*REQUIREMENTS*: Report how many lines of the records below include the word "value". Give nothing but the number.

*AVAILABLE DATA*:
>>>>

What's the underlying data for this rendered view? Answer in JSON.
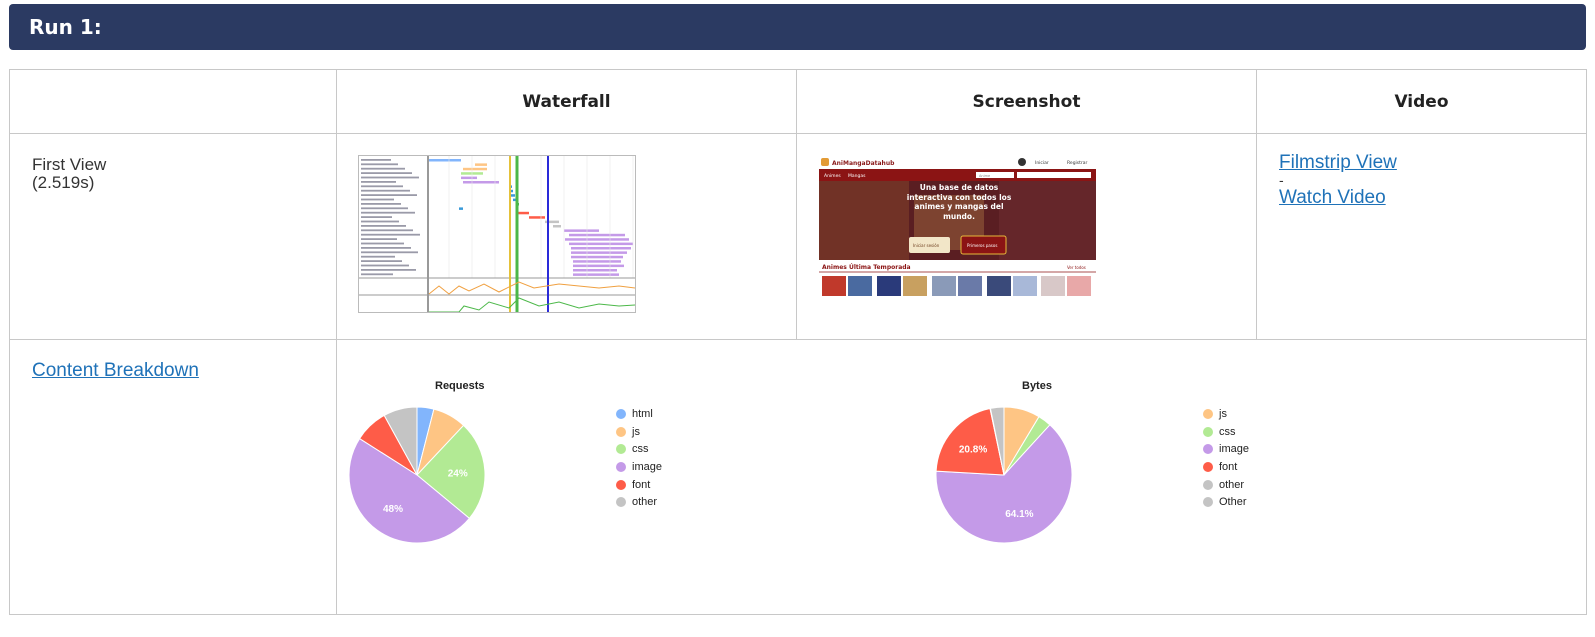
{
  "run": {
    "title": "Run 1:"
  },
  "table": {
    "headers": [
      "",
      "Waterfall",
      "Screenshot",
      "Video"
    ]
  },
  "first_view": {
    "label": "First View",
    "time": "(2.519s)",
    "filmstrip_link": "Filmstrip View",
    "separator": "-",
    "video_link": "Watch Video"
  },
  "screenshot": {
    "logo_text": "AniMangaDatahub",
    "nav": [
      "Animes",
      "Mangas"
    ],
    "user_links": [
      "Iniciar",
      "Registrar"
    ],
    "search_placeholder": "Anime",
    "hero_text": "Una base de datos interactiva con todos los animes y mangas del mundo.",
    "btn_login": "Iniciar sesión",
    "btn_start": "Primeros pasos",
    "section_title": "Animes Última Temporada",
    "see_all": "Ver todos"
  },
  "breakdown": {
    "link": "Content Breakdown"
  },
  "colors": {
    "header_bg": "#2b3a62",
    "link": "#1f72b8",
    "html": "#82b5fc",
    "js": "#fec584",
    "css": "#b2ea94",
    "image": "#c49ae8",
    "font": "#fe5c48",
    "other": "#c4c4c4"
  },
  "chart_data": [
    {
      "type": "pie",
      "title": "Requests",
      "series": [
        {
          "name": "html",
          "value": 4,
          "color": "#82b5fc"
        },
        {
          "name": "js",
          "value": 8,
          "color": "#fec584"
        },
        {
          "name": "css",
          "value": 24,
          "color": "#b2ea94"
        },
        {
          "name": "image",
          "value": 48,
          "color": "#c49ae8"
        },
        {
          "name": "font",
          "value": 8,
          "color": "#fe5c48"
        },
        {
          "name": "other",
          "value": 8,
          "color": "#c4c4c4"
        }
      ],
      "labels": {
        "css": "24%",
        "image": "48%"
      },
      "legend_position": "right"
    },
    {
      "type": "pie",
      "title": "Bytes",
      "series": [
        {
          "name": "js",
          "value": 8.6,
          "color": "#fec584"
        },
        {
          "name": "css",
          "value": 3.2,
          "color": "#b2ea94"
        },
        {
          "name": "image",
          "value": 64.1,
          "color": "#c49ae8"
        },
        {
          "name": "font",
          "value": 20.8,
          "color": "#fe5c48"
        },
        {
          "name": "other",
          "value": 0.1,
          "color": "#c4c4c4"
        },
        {
          "name": "Other",
          "value": 3.2,
          "color": "#c4c4c4"
        }
      ],
      "labels": {
        "image": "64.1%",
        "font": "20.8%"
      },
      "legend_position": "right"
    }
  ]
}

<<<<

*WRITTEN REPLY*: 12